Goal of the exercise: Copy out all the entries exactly.

Data entries:
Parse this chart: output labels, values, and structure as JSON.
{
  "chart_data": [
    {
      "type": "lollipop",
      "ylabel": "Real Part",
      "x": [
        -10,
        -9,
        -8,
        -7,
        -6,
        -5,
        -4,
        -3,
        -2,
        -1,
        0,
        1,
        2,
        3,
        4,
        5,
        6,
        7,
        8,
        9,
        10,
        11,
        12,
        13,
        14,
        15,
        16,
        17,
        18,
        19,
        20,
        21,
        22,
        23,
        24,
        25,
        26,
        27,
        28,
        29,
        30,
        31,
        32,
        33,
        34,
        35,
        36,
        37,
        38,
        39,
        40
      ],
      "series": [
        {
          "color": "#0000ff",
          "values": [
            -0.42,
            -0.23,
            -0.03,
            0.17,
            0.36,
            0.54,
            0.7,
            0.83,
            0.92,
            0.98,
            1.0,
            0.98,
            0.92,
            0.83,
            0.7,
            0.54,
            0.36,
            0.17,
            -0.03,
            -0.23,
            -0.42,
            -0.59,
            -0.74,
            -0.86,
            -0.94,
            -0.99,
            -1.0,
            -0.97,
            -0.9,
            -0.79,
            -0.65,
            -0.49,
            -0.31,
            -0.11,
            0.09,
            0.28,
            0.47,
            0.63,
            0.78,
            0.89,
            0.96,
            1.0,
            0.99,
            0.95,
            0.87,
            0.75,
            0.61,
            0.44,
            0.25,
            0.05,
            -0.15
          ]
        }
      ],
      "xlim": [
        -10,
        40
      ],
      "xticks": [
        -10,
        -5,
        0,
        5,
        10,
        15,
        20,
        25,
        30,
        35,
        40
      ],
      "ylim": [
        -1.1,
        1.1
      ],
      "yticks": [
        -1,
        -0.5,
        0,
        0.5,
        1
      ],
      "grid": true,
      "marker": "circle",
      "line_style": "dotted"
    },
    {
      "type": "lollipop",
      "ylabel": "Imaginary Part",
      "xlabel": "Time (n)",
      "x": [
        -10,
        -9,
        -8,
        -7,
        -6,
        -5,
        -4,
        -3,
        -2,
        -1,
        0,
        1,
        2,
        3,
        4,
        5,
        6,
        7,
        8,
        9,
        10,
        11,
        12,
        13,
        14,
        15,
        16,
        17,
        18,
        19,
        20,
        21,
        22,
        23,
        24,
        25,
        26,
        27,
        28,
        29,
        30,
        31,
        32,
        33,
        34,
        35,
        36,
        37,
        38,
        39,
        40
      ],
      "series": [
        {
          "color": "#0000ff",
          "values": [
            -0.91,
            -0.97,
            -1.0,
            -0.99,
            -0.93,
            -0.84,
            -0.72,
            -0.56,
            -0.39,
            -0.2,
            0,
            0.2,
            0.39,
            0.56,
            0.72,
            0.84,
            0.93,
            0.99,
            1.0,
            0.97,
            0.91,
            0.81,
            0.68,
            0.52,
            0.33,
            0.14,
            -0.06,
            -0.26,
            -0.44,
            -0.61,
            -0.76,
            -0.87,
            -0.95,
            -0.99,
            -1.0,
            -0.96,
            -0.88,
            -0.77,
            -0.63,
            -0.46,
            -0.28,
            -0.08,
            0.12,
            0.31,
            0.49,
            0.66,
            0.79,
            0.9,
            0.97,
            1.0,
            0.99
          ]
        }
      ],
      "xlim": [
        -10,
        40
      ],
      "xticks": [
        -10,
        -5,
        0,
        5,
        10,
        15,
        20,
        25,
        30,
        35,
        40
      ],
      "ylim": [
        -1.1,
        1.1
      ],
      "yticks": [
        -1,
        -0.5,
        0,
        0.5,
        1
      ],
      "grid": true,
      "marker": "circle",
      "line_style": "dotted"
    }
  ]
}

Complete response:
Parse this chart: output labels, values, and structure as JSON.
{
  "chart_data": [
    {
      "type": "lollipop",
      "ylabel": "Real Part",
      "x": [
        -10,
        -9,
        -8,
        -7,
        -6,
        -5,
        -4,
        -3,
        -2,
        -1,
        0,
        1,
        2,
        3,
        4,
        5,
        6,
        7,
        8,
        9,
        10,
        11,
        12,
        13,
        14,
        15,
        16,
        17,
        18,
        19,
        20,
        21,
        22,
        23,
        24,
        25,
        26,
        27,
        28,
        29,
        30,
        31,
        32,
        33,
        34,
        35,
        36,
        37,
        38,
        39,
        40
      ],
      "series": [
        {
          "color": "#0000ff",
          "values": [
            -0.42,
            -0.23,
            -0.03,
            0.17,
            0.36,
            0.54,
            0.7,
            0.83,
            0.92,
            0.98,
            1.0,
            0.98,
            0.92,
            0.83,
            0.7,
            0.54,
            0.36,
            0.17,
            -0.03,
            -0.23,
            -0.42,
            -0.59,
            -0.74,
            -0.86,
            -0.94,
            -0.99,
            -1.0,
            -0.97,
            -0.9,
            -0.79,
            -0.65,
            -0.49,
            -0.31,
            -0.11,
            0.09,
            0.28,
            0.47,
            0.63,
            0.78,
            0.89,
            0.96,
            1.0,
            0.99,
            0.95,
            0.87,
            0.75,
            0.61,
            0.44,
            0.25,
            0.05,
            -0.15
          ]
        }
      ],
      "xlim": [
        -10,
        40
      ],
      "xticks": [
        -10,
        -5,
        0,
        5,
        10,
        15,
        20,
        25,
        30,
        35,
        40
      ],
      "ylim": [
        -1.1,
        1.1
      ],
      "yticks": [
        -1,
        -0.5,
        0,
        0.5,
        1
      ],
      "grid": true,
      "marker": "circle",
      "line_style": "dotted"
    },
    {
      "type": "lollipop",
      "ylabel": "Imaginary Part",
      "xlabel": "Time (n)",
      "x": [
        -10,
        -9,
        -8,
        -7,
        -6,
        -5,
        -4,
        -3,
        -2,
        -1,
        0,
        1,
        2,
        3,
        4,
        5,
        6,
        7,
        8,
        9,
        10,
        11,
        12,
        13,
        14,
        15,
        16,
        17,
        18,
        19,
        20,
        21,
        22,
        23,
        24,
        25,
        26,
        27,
        28,
        29,
        30,
        31,
        32,
        33,
        34,
        35,
        36,
        37,
        38,
        39,
        40
      ],
      "series": [
        {
          "color": "#0000ff",
          "values": [
            -0.91,
            -0.97,
            -1.0,
            -0.99,
            -0.93,
            -0.84,
            -0.72,
            -0.56,
            -0.39,
            -0.2,
            0,
            0.2,
            0.39,
            0.56,
            0.72,
            0.84,
            0.93,
            0.99,
            1.0,
            0.97,
            0.91,
            0.81,
            0.68,
            0.52,
            0.33,
            0.14,
            -0.06,
            -0.26,
            -0.44,
            -0.61,
            -0.76,
            -0.87,
            -0.95,
            -0.99,
            -1.0,
            -0.96,
            -0.88,
            -0.77,
            -0.63,
            -0.46,
            -0.28,
            -0.08,
            0.12,
            0.31,
            0.49,
            0.66,
            0.79,
            0.9,
            0.97,
            1.0,
            0.99
          ]
        }
      ],
      "xlim": [
        -10,
        40
      ],
      "xticks": [
        -10,
        -5,
        0,
        5,
        10,
        15,
        20,
        25,
        30,
        35,
        40
      ],
      "ylim": [
        -1.1,
        1.1
      ],
      "yticks": [
        -1,
        -0.5,
        0,
        0.5,
        1
      ],
      "grid": true,
      "marker": "circle",
      "line_style": "dotted"
    }
  ]
}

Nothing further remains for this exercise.